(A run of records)

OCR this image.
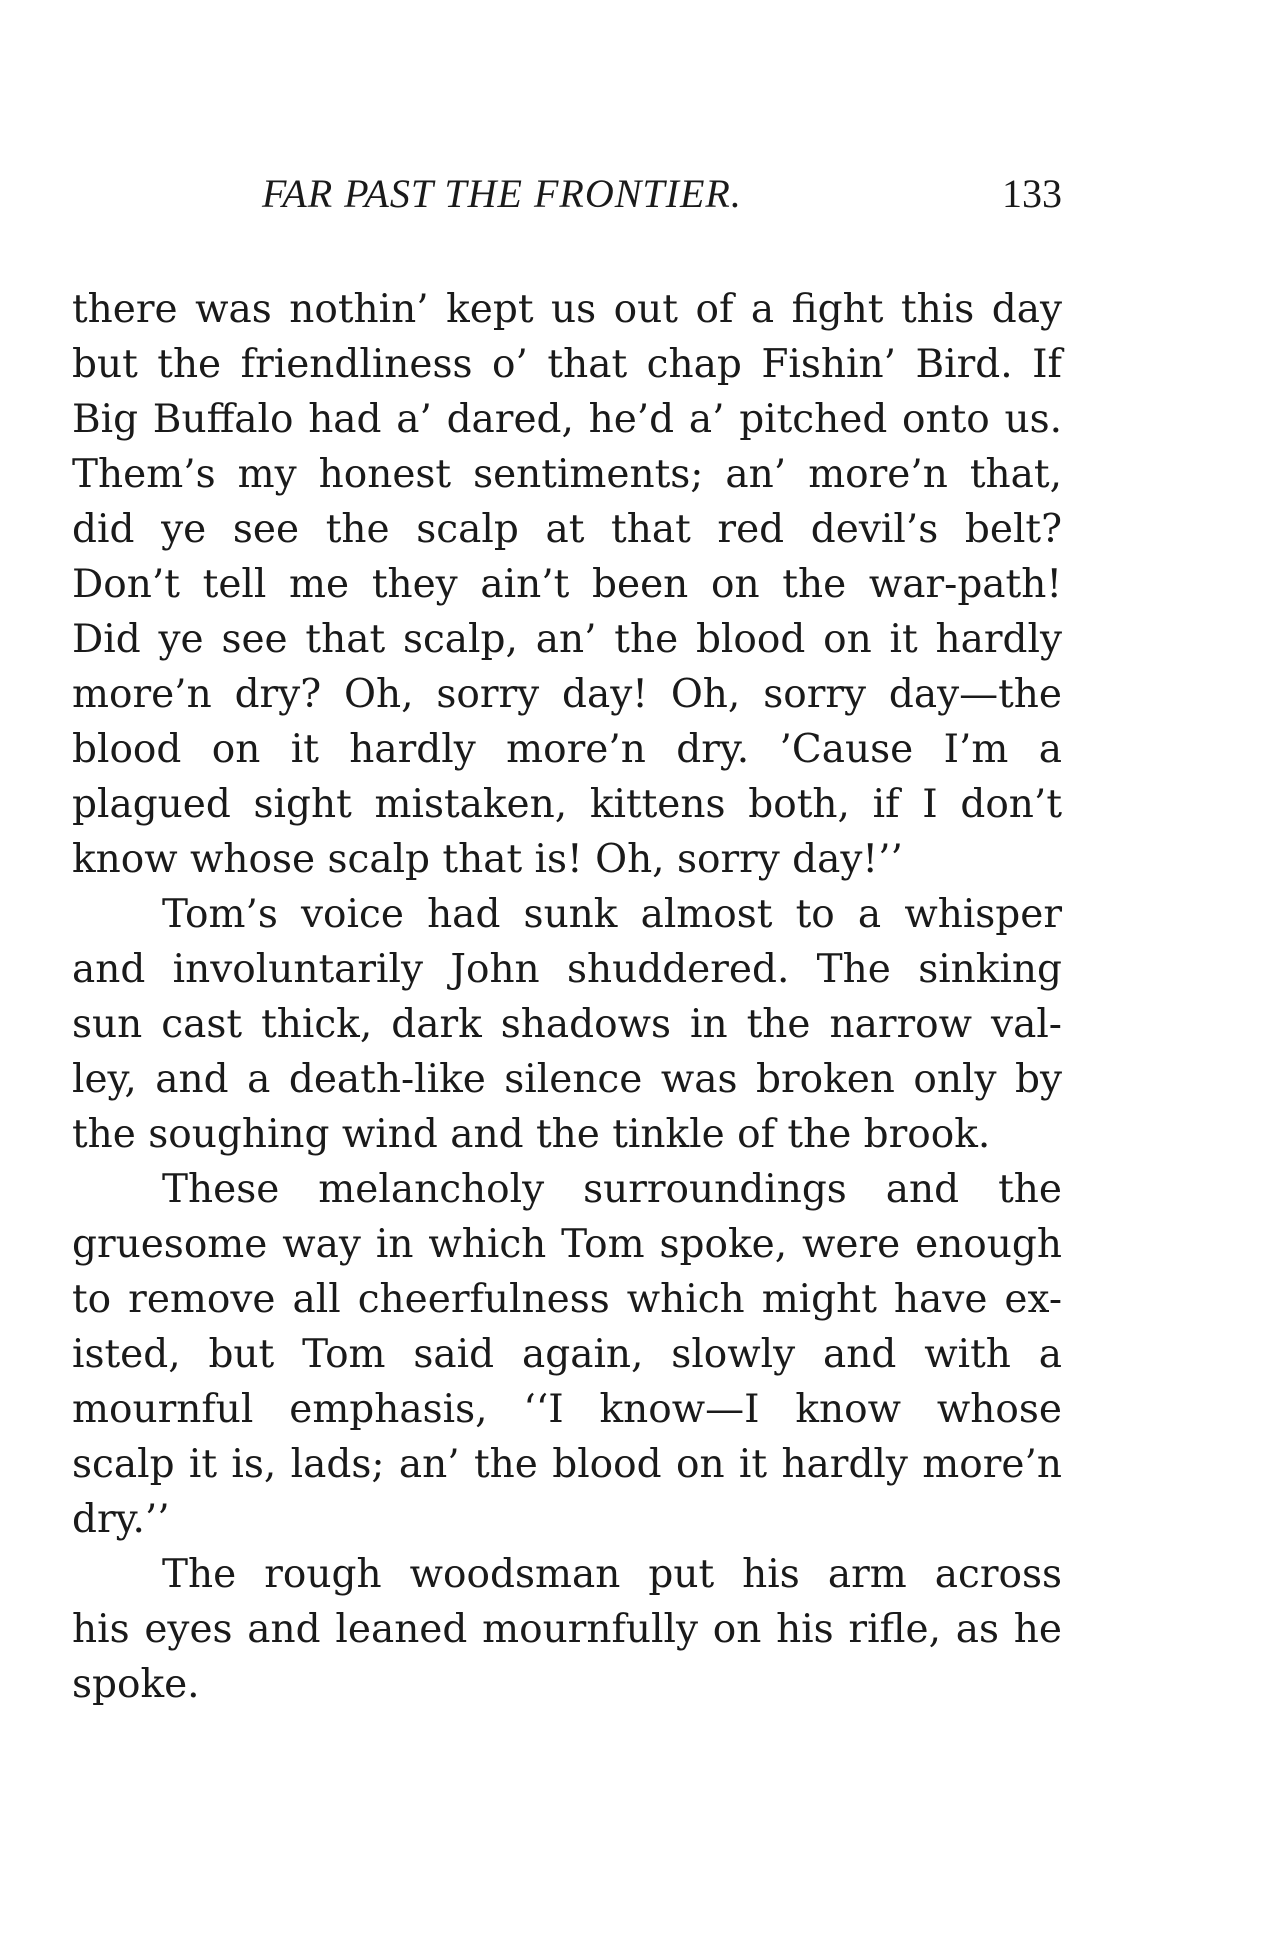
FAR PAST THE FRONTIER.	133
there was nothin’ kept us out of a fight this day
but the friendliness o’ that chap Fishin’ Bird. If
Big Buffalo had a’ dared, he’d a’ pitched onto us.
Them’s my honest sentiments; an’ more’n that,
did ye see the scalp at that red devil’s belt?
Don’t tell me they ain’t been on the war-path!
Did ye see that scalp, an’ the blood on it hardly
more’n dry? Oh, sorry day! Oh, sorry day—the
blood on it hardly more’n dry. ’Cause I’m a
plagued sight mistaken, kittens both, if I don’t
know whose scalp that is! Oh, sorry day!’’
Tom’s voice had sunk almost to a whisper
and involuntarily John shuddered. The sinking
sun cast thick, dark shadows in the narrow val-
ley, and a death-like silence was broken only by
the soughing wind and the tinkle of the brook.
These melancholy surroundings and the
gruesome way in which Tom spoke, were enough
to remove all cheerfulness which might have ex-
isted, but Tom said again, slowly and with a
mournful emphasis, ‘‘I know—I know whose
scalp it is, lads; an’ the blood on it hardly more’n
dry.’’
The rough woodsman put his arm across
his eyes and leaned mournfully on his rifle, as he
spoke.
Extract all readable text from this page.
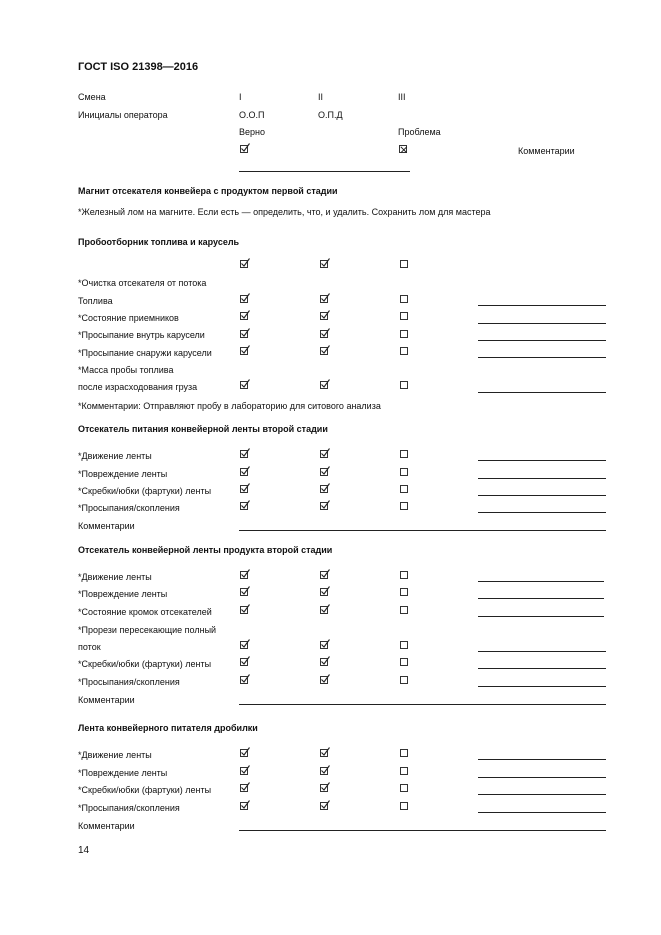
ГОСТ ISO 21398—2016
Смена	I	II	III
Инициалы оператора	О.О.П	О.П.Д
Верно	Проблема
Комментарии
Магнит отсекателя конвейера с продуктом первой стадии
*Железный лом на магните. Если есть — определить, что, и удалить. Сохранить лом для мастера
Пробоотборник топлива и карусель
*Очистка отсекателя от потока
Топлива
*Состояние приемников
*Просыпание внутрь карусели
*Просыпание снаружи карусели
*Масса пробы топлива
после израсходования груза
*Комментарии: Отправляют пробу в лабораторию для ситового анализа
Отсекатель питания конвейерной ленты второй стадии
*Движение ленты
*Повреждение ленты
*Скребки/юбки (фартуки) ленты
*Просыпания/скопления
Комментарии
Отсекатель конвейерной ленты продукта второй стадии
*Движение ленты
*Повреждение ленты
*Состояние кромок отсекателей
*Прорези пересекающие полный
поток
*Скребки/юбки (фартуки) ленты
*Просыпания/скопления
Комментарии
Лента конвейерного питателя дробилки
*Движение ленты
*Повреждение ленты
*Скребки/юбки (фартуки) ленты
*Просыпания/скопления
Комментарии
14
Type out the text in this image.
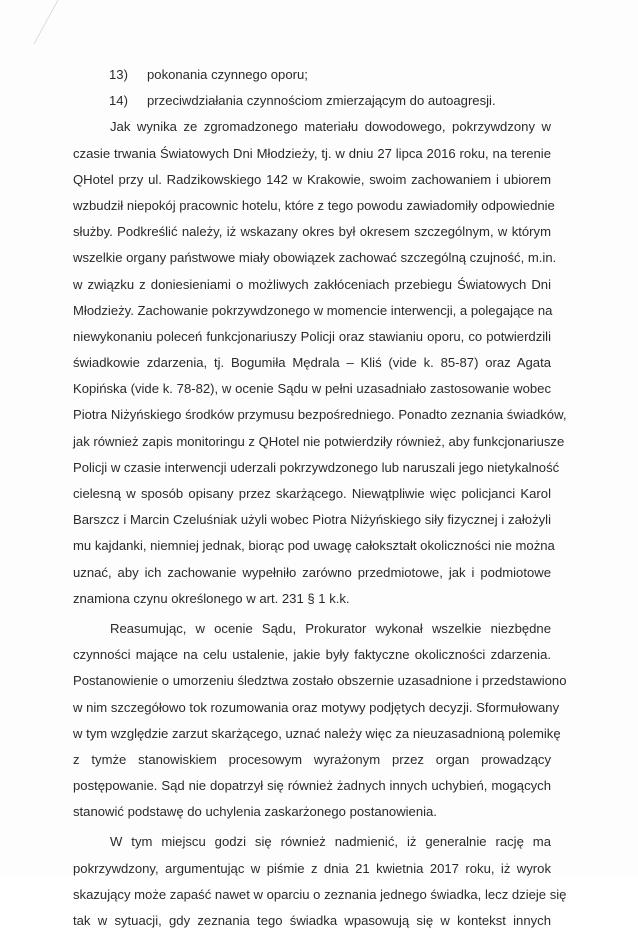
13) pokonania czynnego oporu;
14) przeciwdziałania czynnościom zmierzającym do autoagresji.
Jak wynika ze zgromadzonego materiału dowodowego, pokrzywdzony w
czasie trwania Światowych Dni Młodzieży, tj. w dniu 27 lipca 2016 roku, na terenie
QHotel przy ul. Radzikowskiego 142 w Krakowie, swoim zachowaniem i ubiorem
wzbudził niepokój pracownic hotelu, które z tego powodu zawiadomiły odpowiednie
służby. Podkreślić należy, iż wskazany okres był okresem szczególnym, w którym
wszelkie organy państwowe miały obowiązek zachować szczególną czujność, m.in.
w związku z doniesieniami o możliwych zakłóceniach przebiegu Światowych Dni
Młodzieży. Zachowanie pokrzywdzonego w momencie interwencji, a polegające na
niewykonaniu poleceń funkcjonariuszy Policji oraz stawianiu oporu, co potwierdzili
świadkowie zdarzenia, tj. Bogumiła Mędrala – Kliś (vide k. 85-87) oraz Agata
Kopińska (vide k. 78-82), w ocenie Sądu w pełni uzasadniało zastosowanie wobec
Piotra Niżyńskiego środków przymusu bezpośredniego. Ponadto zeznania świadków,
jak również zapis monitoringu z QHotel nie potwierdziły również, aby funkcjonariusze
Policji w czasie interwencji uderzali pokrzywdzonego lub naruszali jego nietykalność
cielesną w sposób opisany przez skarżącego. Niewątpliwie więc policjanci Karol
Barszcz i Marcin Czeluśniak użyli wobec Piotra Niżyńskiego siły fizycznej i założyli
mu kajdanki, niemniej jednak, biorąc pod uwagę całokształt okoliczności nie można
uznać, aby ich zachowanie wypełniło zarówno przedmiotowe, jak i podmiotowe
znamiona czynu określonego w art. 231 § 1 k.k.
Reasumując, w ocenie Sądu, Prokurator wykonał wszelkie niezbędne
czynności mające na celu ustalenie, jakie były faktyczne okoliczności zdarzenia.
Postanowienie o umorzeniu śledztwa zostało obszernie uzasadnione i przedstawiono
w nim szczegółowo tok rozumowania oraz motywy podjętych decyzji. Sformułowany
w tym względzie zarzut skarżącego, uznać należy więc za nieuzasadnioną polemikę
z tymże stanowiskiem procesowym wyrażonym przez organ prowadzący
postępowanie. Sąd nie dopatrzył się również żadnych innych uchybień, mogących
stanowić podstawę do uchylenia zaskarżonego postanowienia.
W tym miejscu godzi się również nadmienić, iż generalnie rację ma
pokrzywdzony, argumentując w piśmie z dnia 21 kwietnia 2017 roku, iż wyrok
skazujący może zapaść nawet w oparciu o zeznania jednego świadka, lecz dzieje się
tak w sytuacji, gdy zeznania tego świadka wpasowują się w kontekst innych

▶ Set problem
Reproduce every line of the material precisely, omitting its pictures.

▶ Exercise response
OCR this image.
FAR PAST THE FRONTIER.	133
there was nothin’ kept us out of a fight this day
but the friendliness o’ that chap Fishin’ Bird. If
Big Buffalo had a’ dared, he’d a’ pitched onto us.
Them’s my honest sentiments; an’ more’n that,
did ye see the scalp at that red devil’s belt?
Don’t tell me they ain’t been on the war-path!
Did ye see that scalp, an’ the blood on it hardly
more’n dry? Oh, sorry day! Oh, sorry day—the
blood on it hardly more’n dry. ’Cause I’m a
plagued sight mistaken, kittens both, if I don’t
know whose scalp that is! Oh, sorry day!’’
Tom’s voice had sunk almost to a whisper
and involuntarily John shuddered. The sinking
sun cast thick, dark shadows in the narrow val-
ley, and a death-like silence was broken only by
the soughing wind and the tinkle of the brook.
These melancholy surroundings and the
gruesome way in which Tom spoke, were enough
to remove all cheerfulness which might have ex-
isted, but Tom said again, slowly and with a
mournful emphasis, ‘‘I know—I know whose
scalp it is, lads; an’ the blood on it hardly more’n
dry.’’
The rough woodsman put his arm across
his eyes and leaned mournfully on his rifle, as he
spoke.
Extract all readable text from this page.
ГОСТ ISO 21398—2016
Смена	I	II	III
Инициалы оператора	О.О.П	О.П.Д
Верно	Проблема
Комментарии
Магнит отсекателя конвейера с продуктом первой стадии
*Железный лом на магните. Если есть — определить, что, и удалить. Сохранить лом для мастера
Пробоотборник топлива и карусель
*Очистка отсекателя от потока
Топлива
*Состояние приемников
*Просыпание внутрь карусели
*Просыпание снаружи карусели
*Масса пробы топлива
после израсходования груза
*Комментарии: Отправляют пробу в лабораторию для ситового анализа
Отсекатель питания конвейерной ленты второй стадии
*Движение ленты
*Повреждение ленты
*Скребки/юбки (фартуки) ленты
*Просыпания/скопления
Комментарии
Отсекатель конвейерной ленты продукта второй стадии
*Движение ленты
*Повреждение ленты
*Состояние кромок отсекателей
*Прорези пересекающие полный
поток
*Скребки/юбки (фартуки) ленты
*Просыпания/скопления
Комментарии
Лента конвейерного питателя дробилки
*Движение ленты
*Повреждение ленты
*Скребки/юбки (фартуки) ленты
*Просыпания/скопления
Комментарии
14
Type out the text in this image.
13) pokonania czynnego oporu;
14) przeciwdziałania czynnościom zmierzającym do autoagresji.
Jak wynika ze zgromadzonego materiału dowodowego, pokrzywdzony w
czasie trwania Światowych Dni Młodzieży, tj. w dniu 27 lipca 2016 roku, na terenie
QHotel przy ul. Radzikowskiego 142 w Krakowie, swoim zachowaniem i ubiorem
wzbudził niepokój pracownic hotelu, które z tego powodu zawiadomiły odpowiednie
służby. Podkreślić należy, iż wskazany okres był okresem szczególnym, w którym
wszelkie organy państwowe miały obowiązek zachować szczególną czujność, m.in.
w związku z doniesieniami o możliwych zakłóceniach przebiegu Światowych Dni
Młodzieży. Zachowanie pokrzywdzonego w momencie interwencji, a polegające na
niewykonaniu poleceń funkcjonariuszy Policji oraz stawianiu oporu, co potwierdzili
świadkowie zdarzenia, tj. Bogumiła Mędrala – Kliś (vide k. 85-87) oraz Agata
Kopińska (vide k. 78-82), w ocenie Sądu w pełni uzasadniało zastosowanie wobec
Piotra Niżyńskiego środków przymusu bezpośredniego. Ponadto zeznania świadków,
jak również zapis monitoringu z QHotel nie potwierdziły również, aby funkcjonariusze
Policji w czasie interwencji uderzali pokrzywdzonego lub naruszali jego nietykalność
cielesną w sposób opisany przez skarżącego. Niewątpliwie więc policjanci Karol
Barszcz i Marcin Czeluśniak użyli wobec Piotra Niżyńskiego siły fizycznej i założyli
mu kajdanki, niemniej jednak, biorąc pod uwagę całokształt okoliczności nie można
uznać, aby ich zachowanie wypełniło zarówno przedmiotowe, jak i podmiotowe
znamiona czynu określonego w art. 231 § 1 k.k.
Reasumując, w ocenie Sądu, Prokurator wykonał wszelkie niezbędne
czynności mające na celu ustalenie, jakie były faktyczne okoliczności zdarzenia.
Postanowienie o umorzeniu śledztwa zostało obszernie uzasadnione i przedstawiono
w nim szczegółowo tok rozumowania oraz motywy podjętych decyzji. Sformułowany
w tym względzie zarzut skarżącego, uznać należy więc za nieuzasadnioną polemikę
z tymże stanowiskiem procesowym wyrażonym przez organ prowadzący
postępowanie. Sąd nie dopatrzył się również żadnych innych uchybień, mogących
stanowić podstawę do uchylenia zaskarżonego postanowienia.
W tym miejscu godzi się również nadmienić, iż generalnie rację ma
pokrzywdzony, argumentując w piśmie z dnia 21 kwietnia 2017 roku, iż wyrok
skazujący może zapaść nawet w oparciu o zeznania jednego świadka, lecz dzieje się
tak w sytuacji, gdy zeznania tego świadka wpasowują się w kontekst innych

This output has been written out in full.